(Goal):
Restate the whole listing word for word. Pictures are left out.

(Stored data):
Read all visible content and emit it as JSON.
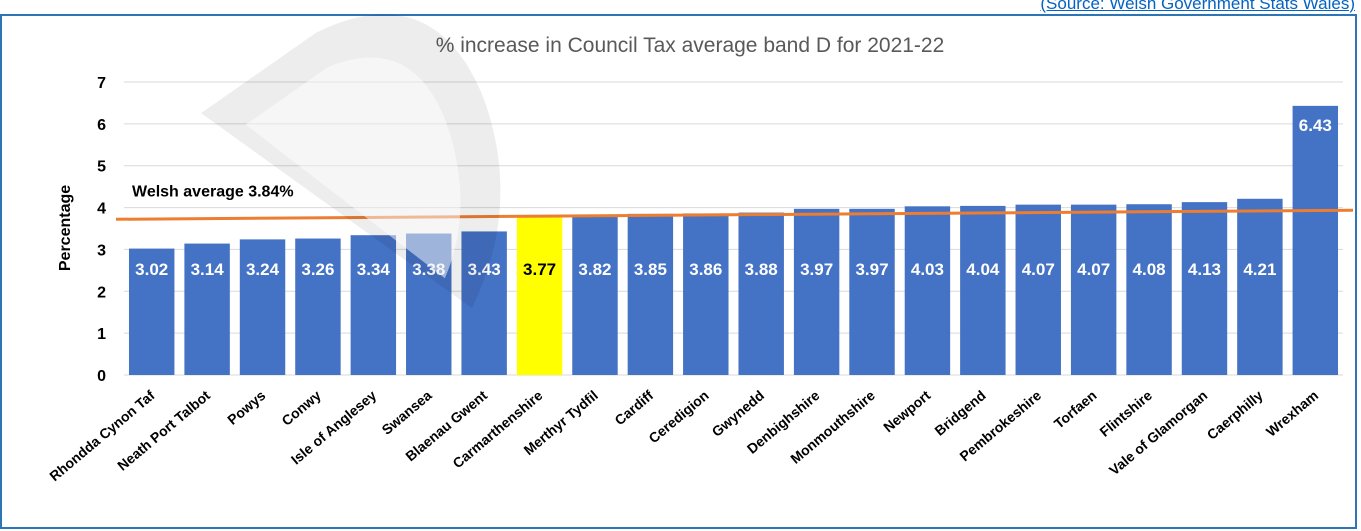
{
  "source": {
    "label": "(Source: Welsh Government Stats Wales)"
  },
  "colors": {
    "bar": "#4472c4",
    "highlight": "#ffff00",
    "average_line": "#ed7d31",
    "grid": "#d9d9d9",
    "frame": "#2e75b6"
  },
  "chart_data": {
    "type": "bar",
    "title": "% increase in Council Tax average band D for 2021-22",
    "xlabel": "",
    "ylabel": "Percentage",
    "ylim": [
      0,
      7
    ],
    "yticks": [
      "0",
      "1",
      "2",
      "3",
      "4",
      "5",
      "6",
      "7"
    ],
    "grid": true,
    "categories": [
      "Rhondda Cynon Taf",
      "Neath Port Talbot",
      "Powys",
      "Conwy",
      "Isle of Anglesey",
      "Swansea",
      "Blaenau Gwent",
      "Carmarthenshire",
      "Merthyr Tydfil",
      "Cardiff",
      "Ceredigion",
      "Gwynedd",
      "Denbighshire",
      "Monmouthshire",
      "Newport",
      "Bridgend",
      "Pembrokeshire",
      "Torfaen",
      "Flintshire",
      "Vale of Glamorgan",
      "Caerphilly",
      "Wrexham"
    ],
    "values": [
      3.02,
      3.14,
      3.24,
      3.26,
      3.34,
      3.38,
      3.43,
      3.77,
      3.82,
      3.85,
      3.86,
      3.88,
      3.97,
      3.97,
      4.03,
      4.04,
      4.07,
      4.07,
      4.08,
      4.13,
      4.21,
      6.43
    ],
    "data_labels": [
      "3.02",
      "3.14",
      "3.24",
      "3.26",
      "3.34",
      "3.38",
      "3.43",
      "3.77",
      "3.82",
      "3.85",
      "3.86",
      "3.88",
      "3.97",
      "3.97",
      "4.03",
      "4.04",
      "4.07",
      "4.07",
      "4.08",
      "4.13",
      "4.21",
      "6.43"
    ],
    "highlight_category": "Carmarthenshire",
    "average_line": {
      "value": 3.84,
      "label": "Welsh average 3.84%"
    }
  }
}
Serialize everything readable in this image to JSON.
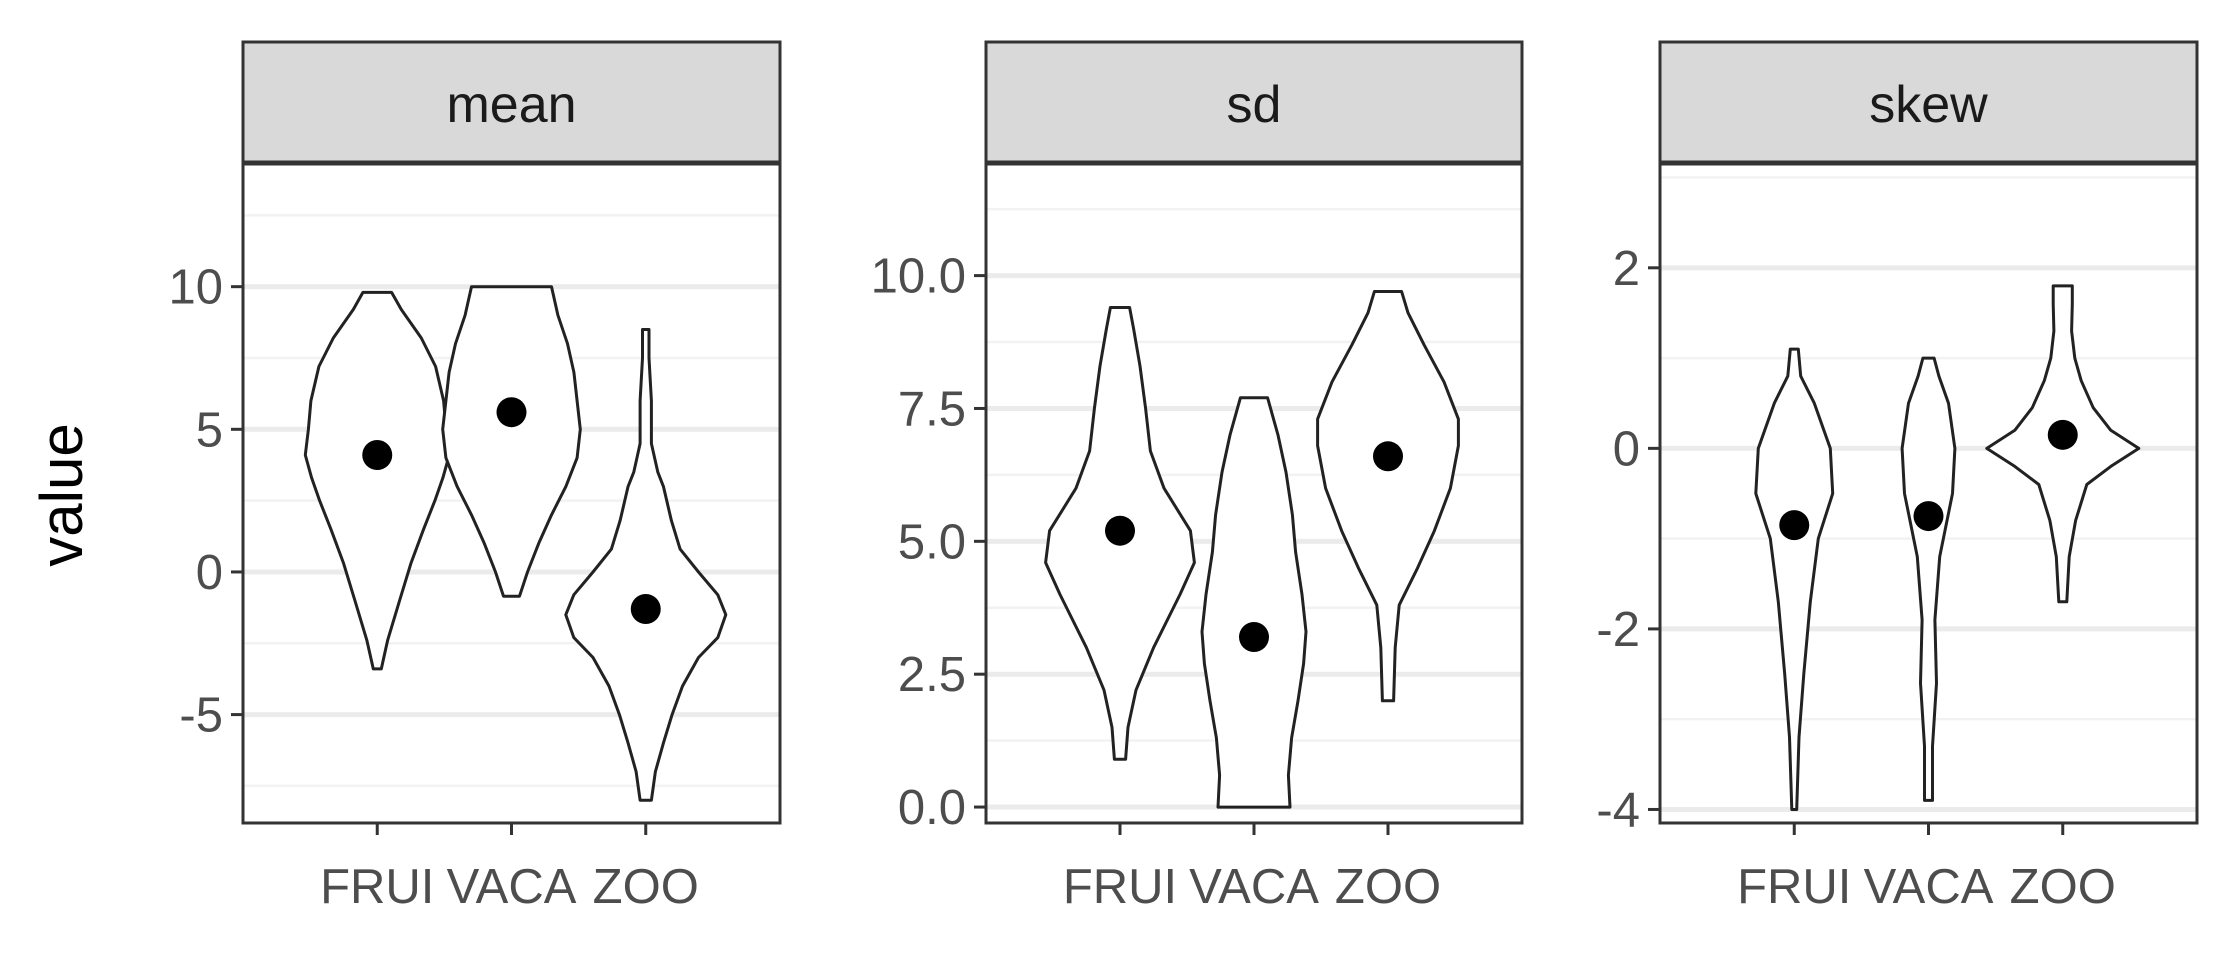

(Full answer):
Read all visible content and emit it as JSON.
{
  "source": {
    "label": "(Source: Welsh Government Stats Wales)"
  },
  "colors": {
    "bar": "#4472c4",
    "highlight": "#ffff00",
    "average_line": "#ed7d31",
    "grid": "#d9d9d9",
    "frame": "#2e75b6"
  },
  "chart_data": {
    "type": "bar",
    "title": "% increase in Council Tax average band D for 2021-22",
    "xlabel": "",
    "ylabel": "Percentage",
    "ylim": [
      0,
      7
    ],
    "yticks": [
      "0",
      "1",
      "2",
      "3",
      "4",
      "5",
      "6",
      "7"
    ],
    "grid": true,
    "categories": [
      "Rhondda Cynon Taf",
      "Neath Port Talbot",
      "Powys",
      "Conwy",
      "Isle of Anglesey",
      "Swansea",
      "Blaenau Gwent",
      "Carmarthenshire",
      "Merthyr Tydfil",
      "Cardiff",
      "Ceredigion",
      "Gwynedd",
      "Denbighshire",
      "Monmouthshire",
      "Newport",
      "Bridgend",
      "Pembrokeshire",
      "Torfaen",
      "Flintshire",
      "Vale of Glamorgan",
      "Caerphilly",
      "Wrexham"
    ],
    "values": [
      3.02,
      3.14,
      3.24,
      3.26,
      3.34,
      3.38,
      3.43,
      3.77,
      3.82,
      3.85,
      3.86,
      3.88,
      3.97,
      3.97,
      4.03,
      4.04,
      4.07,
      4.07,
      4.08,
      4.13,
      4.21,
      6.43
    ],
    "data_labels": [
      "3.02",
      "3.14",
      "3.24",
      "3.26",
      "3.34",
      "3.38",
      "3.43",
      "3.77",
      "3.82",
      "3.85",
      "3.86",
      "3.88",
      "3.97",
      "3.97",
      "4.03",
      "4.04",
      "4.07",
      "4.07",
      "4.08",
      "4.13",
      "4.21",
      "6.43"
    ],
    "highlight_category": "Carmarthenshire",
    "average_line": {
      "value": 3.84,
      "label": "Welsh average 3.84%"
    }
  }
}
Serialize everything readable in this image to JSON.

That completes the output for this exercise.